**TASK**
Show all lines of the listing that hold the word "Latency".

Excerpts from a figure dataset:
----------------------------------------
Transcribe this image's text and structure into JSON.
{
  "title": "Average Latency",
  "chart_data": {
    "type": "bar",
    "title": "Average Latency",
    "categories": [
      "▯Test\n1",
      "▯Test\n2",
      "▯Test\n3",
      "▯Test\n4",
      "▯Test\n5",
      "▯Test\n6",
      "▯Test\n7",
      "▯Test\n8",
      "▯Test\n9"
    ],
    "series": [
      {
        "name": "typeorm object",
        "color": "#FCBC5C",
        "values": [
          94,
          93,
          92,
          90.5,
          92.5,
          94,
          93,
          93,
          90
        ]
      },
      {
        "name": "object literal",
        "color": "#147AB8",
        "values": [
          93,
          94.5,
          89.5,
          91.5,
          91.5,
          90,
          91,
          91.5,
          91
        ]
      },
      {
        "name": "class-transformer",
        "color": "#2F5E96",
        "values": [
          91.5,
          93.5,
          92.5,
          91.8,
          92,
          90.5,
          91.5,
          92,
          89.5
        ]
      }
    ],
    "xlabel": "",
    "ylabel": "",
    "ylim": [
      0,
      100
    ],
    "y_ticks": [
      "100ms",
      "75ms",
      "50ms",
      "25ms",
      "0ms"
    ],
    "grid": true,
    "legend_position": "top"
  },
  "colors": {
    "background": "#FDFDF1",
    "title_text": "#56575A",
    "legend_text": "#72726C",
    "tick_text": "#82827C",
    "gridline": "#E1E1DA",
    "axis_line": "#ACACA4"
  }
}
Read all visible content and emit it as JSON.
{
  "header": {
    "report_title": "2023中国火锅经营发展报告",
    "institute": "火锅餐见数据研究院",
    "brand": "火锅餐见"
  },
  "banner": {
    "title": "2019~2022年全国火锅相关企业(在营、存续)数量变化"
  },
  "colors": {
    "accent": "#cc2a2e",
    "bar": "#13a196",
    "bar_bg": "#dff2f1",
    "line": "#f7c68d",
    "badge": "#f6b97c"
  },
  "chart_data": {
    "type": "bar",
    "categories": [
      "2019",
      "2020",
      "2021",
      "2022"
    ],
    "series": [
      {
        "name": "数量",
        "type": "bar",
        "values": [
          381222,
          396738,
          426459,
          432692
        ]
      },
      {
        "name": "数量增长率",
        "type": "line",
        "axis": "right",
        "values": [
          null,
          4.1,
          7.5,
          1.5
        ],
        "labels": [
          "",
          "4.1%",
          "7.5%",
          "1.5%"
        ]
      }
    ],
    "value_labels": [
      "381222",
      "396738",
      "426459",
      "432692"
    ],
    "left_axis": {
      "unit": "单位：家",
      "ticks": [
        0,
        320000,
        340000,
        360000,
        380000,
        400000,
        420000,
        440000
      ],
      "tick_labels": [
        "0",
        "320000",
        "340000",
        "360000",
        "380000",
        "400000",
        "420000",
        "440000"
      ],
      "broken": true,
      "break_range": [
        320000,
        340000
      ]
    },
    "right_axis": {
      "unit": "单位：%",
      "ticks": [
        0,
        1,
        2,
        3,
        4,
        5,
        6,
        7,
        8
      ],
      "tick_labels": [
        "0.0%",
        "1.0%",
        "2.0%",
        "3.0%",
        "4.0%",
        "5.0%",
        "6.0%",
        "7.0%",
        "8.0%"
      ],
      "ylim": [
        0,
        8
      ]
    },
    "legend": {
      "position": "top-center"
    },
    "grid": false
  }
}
----------------------------------------
**FINAL ANSWER**
  "title": "Average Latency",
    "title": "Average Latency",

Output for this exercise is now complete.